» **Job**
Please rewrite every line of the records below as a numbered list, leaving out any blank lines.

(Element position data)
/---
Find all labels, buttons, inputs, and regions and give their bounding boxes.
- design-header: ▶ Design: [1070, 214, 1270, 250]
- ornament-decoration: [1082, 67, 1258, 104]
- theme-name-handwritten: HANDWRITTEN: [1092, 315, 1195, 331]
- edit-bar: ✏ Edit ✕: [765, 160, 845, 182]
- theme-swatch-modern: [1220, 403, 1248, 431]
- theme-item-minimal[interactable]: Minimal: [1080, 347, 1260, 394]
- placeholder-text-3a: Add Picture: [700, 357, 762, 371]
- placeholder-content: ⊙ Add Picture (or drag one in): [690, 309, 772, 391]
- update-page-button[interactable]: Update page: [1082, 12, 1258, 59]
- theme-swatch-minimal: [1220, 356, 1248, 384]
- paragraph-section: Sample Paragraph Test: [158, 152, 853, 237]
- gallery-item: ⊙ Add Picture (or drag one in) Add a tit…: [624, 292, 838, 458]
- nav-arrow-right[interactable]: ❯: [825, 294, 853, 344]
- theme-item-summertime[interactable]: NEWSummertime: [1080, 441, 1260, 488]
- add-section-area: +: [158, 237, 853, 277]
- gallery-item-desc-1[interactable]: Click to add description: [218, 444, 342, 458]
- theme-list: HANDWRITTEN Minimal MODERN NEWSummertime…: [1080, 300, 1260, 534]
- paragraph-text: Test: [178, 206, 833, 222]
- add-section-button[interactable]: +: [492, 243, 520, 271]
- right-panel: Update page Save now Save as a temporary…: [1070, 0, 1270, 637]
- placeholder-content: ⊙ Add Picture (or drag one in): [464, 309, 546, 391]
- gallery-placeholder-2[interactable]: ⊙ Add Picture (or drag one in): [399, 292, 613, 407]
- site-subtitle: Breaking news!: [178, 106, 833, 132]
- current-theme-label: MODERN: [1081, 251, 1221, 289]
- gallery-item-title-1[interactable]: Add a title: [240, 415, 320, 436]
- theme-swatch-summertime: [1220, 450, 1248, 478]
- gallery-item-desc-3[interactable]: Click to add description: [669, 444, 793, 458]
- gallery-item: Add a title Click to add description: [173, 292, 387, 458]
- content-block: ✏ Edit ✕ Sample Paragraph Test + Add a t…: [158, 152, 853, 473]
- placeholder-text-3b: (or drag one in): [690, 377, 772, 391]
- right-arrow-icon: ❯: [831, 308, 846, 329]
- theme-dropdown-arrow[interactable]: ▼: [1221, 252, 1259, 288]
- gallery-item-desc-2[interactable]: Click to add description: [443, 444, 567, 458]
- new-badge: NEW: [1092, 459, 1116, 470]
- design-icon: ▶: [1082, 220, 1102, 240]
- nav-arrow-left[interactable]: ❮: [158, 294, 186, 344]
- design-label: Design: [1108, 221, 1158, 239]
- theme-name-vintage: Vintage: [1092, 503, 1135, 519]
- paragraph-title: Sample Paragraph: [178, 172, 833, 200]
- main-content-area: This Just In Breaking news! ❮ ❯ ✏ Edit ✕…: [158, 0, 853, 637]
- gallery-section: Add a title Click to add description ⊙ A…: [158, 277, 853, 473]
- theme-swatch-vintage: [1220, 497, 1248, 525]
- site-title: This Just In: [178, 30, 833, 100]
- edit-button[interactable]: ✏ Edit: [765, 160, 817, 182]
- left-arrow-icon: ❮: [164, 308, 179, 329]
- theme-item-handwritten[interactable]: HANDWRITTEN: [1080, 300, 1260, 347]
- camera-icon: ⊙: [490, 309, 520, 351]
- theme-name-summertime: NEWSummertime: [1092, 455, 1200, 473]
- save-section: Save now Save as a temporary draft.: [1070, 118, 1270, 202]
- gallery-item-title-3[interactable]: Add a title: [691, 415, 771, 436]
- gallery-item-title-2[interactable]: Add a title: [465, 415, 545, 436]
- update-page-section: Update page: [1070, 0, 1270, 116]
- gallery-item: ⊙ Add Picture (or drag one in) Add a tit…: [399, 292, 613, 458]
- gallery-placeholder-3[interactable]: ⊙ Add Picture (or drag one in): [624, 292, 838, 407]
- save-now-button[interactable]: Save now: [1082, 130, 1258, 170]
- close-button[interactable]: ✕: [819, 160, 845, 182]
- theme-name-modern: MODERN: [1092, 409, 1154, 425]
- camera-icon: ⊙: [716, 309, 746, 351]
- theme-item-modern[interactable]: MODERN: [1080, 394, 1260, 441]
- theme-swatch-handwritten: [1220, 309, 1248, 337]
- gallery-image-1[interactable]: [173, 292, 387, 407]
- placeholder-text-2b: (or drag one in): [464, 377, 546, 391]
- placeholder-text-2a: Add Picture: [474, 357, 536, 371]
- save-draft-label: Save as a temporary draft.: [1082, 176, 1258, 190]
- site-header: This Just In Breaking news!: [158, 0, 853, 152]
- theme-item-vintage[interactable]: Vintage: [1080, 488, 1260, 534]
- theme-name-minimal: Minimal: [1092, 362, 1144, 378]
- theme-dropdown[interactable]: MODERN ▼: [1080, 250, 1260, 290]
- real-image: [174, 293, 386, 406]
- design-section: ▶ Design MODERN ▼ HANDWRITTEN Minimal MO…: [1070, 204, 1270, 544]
\---
» **Exercise result**
1. Find all labels, buttons, inputs, and regions and give their bounding boxes.
2. - design-header: ▶ Design: [1070, 214, 1270, 250]
3. - ornament-decoration: [1082, 67, 1258, 104]
4. - theme-name-handwritten: HANDWRITTEN: [1092, 315, 1195, 331]
5. - edit-bar: ✏ Edit ✕: [765, 160, 845, 182]
6. - theme-swatch-modern: [1220, 403, 1248, 431]
7. - theme-item-minimal[interactable]: Minimal: [1080, 347, 1260, 394]
8. - placeholder-text-3a: Add Picture: [700, 357, 762, 371]
9. - placeholder-content: ⊙ Add Picture (or drag one in): [690, 309, 772, 391]
10. - update-page-button[interactable]: Update page: [1082, 12, 1258, 59]
11. - theme-swatch-minimal: [1220, 356, 1248, 384]
12. - paragraph-section: Sample Paragraph Test: [158, 152, 853, 237]
13. - gallery-item: ⊙ Add Picture (or drag one in) Add a tit…: [624, 292, 838, 458]
14. - nav-arrow-right[interactable]: ❯: [825, 294, 853, 344]
15. - theme-item-summertime[interactable]: NEWSummertime: [1080, 441, 1260, 488]
16. - add-section-area: +: [158, 237, 853, 277]
17. - gallery-item-desc-1[interactable]: Click to add description: [218, 444, 342, 458]
18. - theme-list: HANDWRITTEN Minimal MODERN NEWSummertime…: [1080, 300, 1260, 534]
19. - paragraph-text: Test: [178, 206, 833, 222]
20. - add-section-button[interactable]: +: [492, 243, 520, 271]
21. - right-panel: Update page Save now Save as a temporary…: [1070, 0, 1270, 637]
22. - placeholder-content: ⊙ Add Picture (or drag one in): [464, 309, 546, 391]
23. - gallery-placeholder-2[interactable]: ⊙ Add Picture (or drag one in): [399, 292, 613, 407]
24. - site-subtitle: Breaking news!: [178, 106, 833, 132]
25. - current-theme-label: MODERN: [1081, 251, 1221, 289]
26. - gallery-item-title-1[interactable]: Add a title: [240, 415, 320, 436]
27. - theme-swatch-summertime: [1220, 450, 1248, 478]
28. - gallery-item-desc-3[interactable]: Click to add description: [669, 444, 793, 458]
29. - gallery-item: Add a title Click to add description: [173, 292, 387, 458]
30. - content-block: ✏ Edit ✕ Sample Paragraph Test + Add a t…: [158, 152, 853, 473]
31. - placeholder-text-3b: (or drag one in): [690, 377, 772, 391]
32. - right-arrow-icon: ❯: [831, 308, 846, 329]
33. - theme-dropdown-arrow[interactable]: ▼: [1221, 252, 1259, 288]
34. - gallery-item-desc-2[interactable]: Click to add description: [443, 444, 567, 458]
35. - new-badge: NEW: [1092, 459, 1116, 470]
36. - design-icon: ▶: [1082, 220, 1102, 240]
37. - nav-arrow-left[interactable]: ❮: [158, 294, 186, 344]
38. - design-label: Design: [1108, 221, 1158, 239]
39. - theme-name-vintage: Vintage: [1092, 503, 1135, 519]
40. - paragraph-title: Sample Paragraph: [178, 172, 833, 200]
41. - main-content-area: This Just In Breaking news! ❮ ❯ ✏ Edit ✕…: [158, 0, 853, 637]
42. - gallery-section: Add a title Click to add description ⊙ A…: [158, 277, 853, 473]
43. - theme-swatch-vintage: [1220, 497, 1248, 525]
44. - site-title: This Just In: [178, 30, 833, 100]
45. - edit-button[interactable]: ✏ Edit: [765, 160, 817, 182]
46. - left-arrow-icon: ❮: [164, 308, 179, 329]
47. - theme-item-handwritten[interactable]: HANDWRITTEN: [1080, 300, 1260, 347]
48. - camera-icon: ⊙: [490, 309, 520, 351]
49. - theme-name-summertime: NEWSummertime: [1092, 455, 1200, 473]
50. - save-section: Save now Save as a temporary draft.: [1070, 118, 1270, 202]
51. - gallery-item-title-3[interactable]: Add a title: [691, 415, 771, 436]
52. - gallery-item-title-2[interactable]: Add a title: [465, 415, 545, 436]
53. - update-page-section: Update page: [1070, 0, 1270, 116]
54. - gallery-item: ⊙ Add Picture (or drag one in) Add a tit…: [399, 292, 613, 458]
55. - gallery-placeholder-3[interactable]: ⊙ Add Picture (or drag one in): [624, 292, 838, 407]
56. - save-now-button[interactable]: Save now: [1082, 130, 1258, 170]
57. - close-button[interactable]: ✕: [819, 160, 845, 182]
58. - theme-name-modern: MODERN: [1092, 409, 1154, 425]
59. - camera-icon: ⊙: [716, 309, 746, 351]
60. - theme-item-modern[interactable]: MODERN: [1080, 394, 1260, 441]
61. - theme-swatch-handwritten: [1220, 309, 1248, 337]
62. - gallery-image-1[interactable]: [173, 292, 387, 407]
63. - placeholder-text-2b: (or drag one in): [464, 377, 546, 391]
64. - placeholder-text-2a: Add Picture: [474, 357, 536, 371]
65. - save-draft-label: Save as a temporary draft.: [1082, 176, 1258, 190]
66. - site-header: This Just In Breaking news!: [158, 0, 853, 152]
67. - theme-item-vintage[interactable]: Vintage: [1080, 488, 1260, 534]
68. - theme-name-minimal: Minimal: [1092, 362, 1144, 378]
69. - theme-dropdown[interactable]: MODERN ▼: [1080, 250, 1260, 290]
70. - real-image: [174, 293, 386, 406]
71. - design-section: ▶ Design MODERN ▼ HANDWRITTEN Minimal MO…: [1070, 204, 1270, 544]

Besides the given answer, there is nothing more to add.